## TEXT EXCERPT
___

The ozone is applied to the pulp in any suitable manner. Typically, the pulp is fed
into a reactor and ozone is injected into the reactor in a manner sufficient for the
ozone to act on the pulp. In some embodiments, a bleaching "stage," although not required,
may consist of a mixer to mix the ozone and pulp, and a vessel to provide retention
time for a treatment reaction to come to completion, followed by a pulp washing step.
Any suitable equipment can be used, such as any suitable ozone bleaching equipment
known to those skilled in the art.
[0053] For example, the treatment reactor can comprise an extended cylindrical vessel having
a mixing apparatus extending in the interior along the length of the vessel. The reactor
can have a pulp feed port on one end of the vessel and a pulp outlet port on the opposite
end. The pulp can be fed to the reactor in any suitable manner, for example, it can
be fed under pressure through a shredder which functions as a pump. The reactor can
also have one or more gas feed ports for feeding the ozone gas at one end of the vessel
and one or more gas outlet ports for removing gas after reaction at the opposite end
of the vessel. In this way the ozone gas may be "bubbled" through the reaction vessel.
In certain embodiments, the pulp and ozone are fed in opposite directions through
the vessel (countercurrent), but in other embodiments they could be fed in the same
direction (co-current).
[0054] The treatment process can include ozone as the sole depolymerization agent or the
ozone can be used in a mixture with another agent. In certain embodiments, the process
is conducted without the addition of a peroxide bleaching agent; however, peroxides
may be formed as a by-product during the process. When ozone is used as the sole delignification
agent, this does not exclude byproducts of the reaction; for example, the gas removed
after the reaction of ozone with pulp may comprise mostly carbon dioxide. In certain
embodiments, the ozone is fed to the reactor as the sole gas in the feed stream, but
in other embodiments, the ozone is fed along with a carrier gas such as oxygen. It
is theorized that delivery of high concentrations of ozone in a gaseous state facilitate
entry into cell walls where the formation of free radicals is able to more effectively
carry out the depolymerization process.
[0055] While ozone may be the sole treatment agent, in some embodiments, the ozone is used
with a secondary agent, such as a peroxide or enzymes, or both.
[0056] Generally higher charge levels of ozone can be used in the ozone treatment stage.
In certain embodiments, the ozone charge during the treatment stage is within a range
of from about 0.1% to about 40%, and more particularly from about 0.5% to about 15%,
or from about 1.2% to about 10%. In other embodiments the ozone charge level is at
least about 1.5%, at least about 2%, at least about 5%, or at least about 10%. The
ozone charge is calculated as the weight of the ozone as a percentage of the dry weight
of the wood fibers in the pulp.
[0057] The ozone treatment stage can be conducted using any suitable process conditions.

___

## PROVIDED DATA
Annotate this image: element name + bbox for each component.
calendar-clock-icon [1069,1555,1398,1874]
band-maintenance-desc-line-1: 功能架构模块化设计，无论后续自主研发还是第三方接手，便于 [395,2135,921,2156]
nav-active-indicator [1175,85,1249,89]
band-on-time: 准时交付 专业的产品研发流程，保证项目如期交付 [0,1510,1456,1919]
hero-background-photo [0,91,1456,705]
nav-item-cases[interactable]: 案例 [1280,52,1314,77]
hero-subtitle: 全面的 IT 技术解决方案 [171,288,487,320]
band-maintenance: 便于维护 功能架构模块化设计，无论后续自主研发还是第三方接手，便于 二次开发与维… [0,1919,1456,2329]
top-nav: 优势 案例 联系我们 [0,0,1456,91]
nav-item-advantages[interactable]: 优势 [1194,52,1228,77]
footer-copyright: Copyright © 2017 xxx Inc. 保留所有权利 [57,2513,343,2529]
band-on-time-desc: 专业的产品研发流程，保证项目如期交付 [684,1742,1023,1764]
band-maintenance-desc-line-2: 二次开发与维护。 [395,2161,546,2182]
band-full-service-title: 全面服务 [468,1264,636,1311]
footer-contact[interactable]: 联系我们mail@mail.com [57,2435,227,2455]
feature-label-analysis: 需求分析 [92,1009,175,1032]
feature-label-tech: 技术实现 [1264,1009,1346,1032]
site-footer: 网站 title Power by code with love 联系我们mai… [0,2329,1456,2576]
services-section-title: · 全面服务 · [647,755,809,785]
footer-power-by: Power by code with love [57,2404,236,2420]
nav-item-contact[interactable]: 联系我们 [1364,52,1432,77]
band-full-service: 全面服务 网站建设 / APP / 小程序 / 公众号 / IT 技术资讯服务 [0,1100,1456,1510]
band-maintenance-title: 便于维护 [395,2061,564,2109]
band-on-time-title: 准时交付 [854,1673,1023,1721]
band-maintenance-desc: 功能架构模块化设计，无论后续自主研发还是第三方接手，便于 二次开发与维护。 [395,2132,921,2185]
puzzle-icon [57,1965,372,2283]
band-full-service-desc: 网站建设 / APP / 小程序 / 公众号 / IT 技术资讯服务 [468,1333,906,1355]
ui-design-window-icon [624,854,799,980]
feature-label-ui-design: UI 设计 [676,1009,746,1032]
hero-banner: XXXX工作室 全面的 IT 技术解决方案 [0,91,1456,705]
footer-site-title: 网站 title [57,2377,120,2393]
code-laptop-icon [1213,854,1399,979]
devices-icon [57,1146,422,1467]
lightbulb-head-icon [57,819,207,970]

___

## EXERCISE REQUIREMENTS
Answer these questions from the ozone treatment text:
1. What does the shredder that feeds the pulp into the reactor work as?
2. What carrier gas can be fed along with the ozone?
3. How is the ozone charge calculated?

## RESULT FOR THIS TASK
1. A pump.
2. Oxygen.
3. As the weight of the ozone, expressed as a percentage of the dry weight of the wood fibers in the pulp.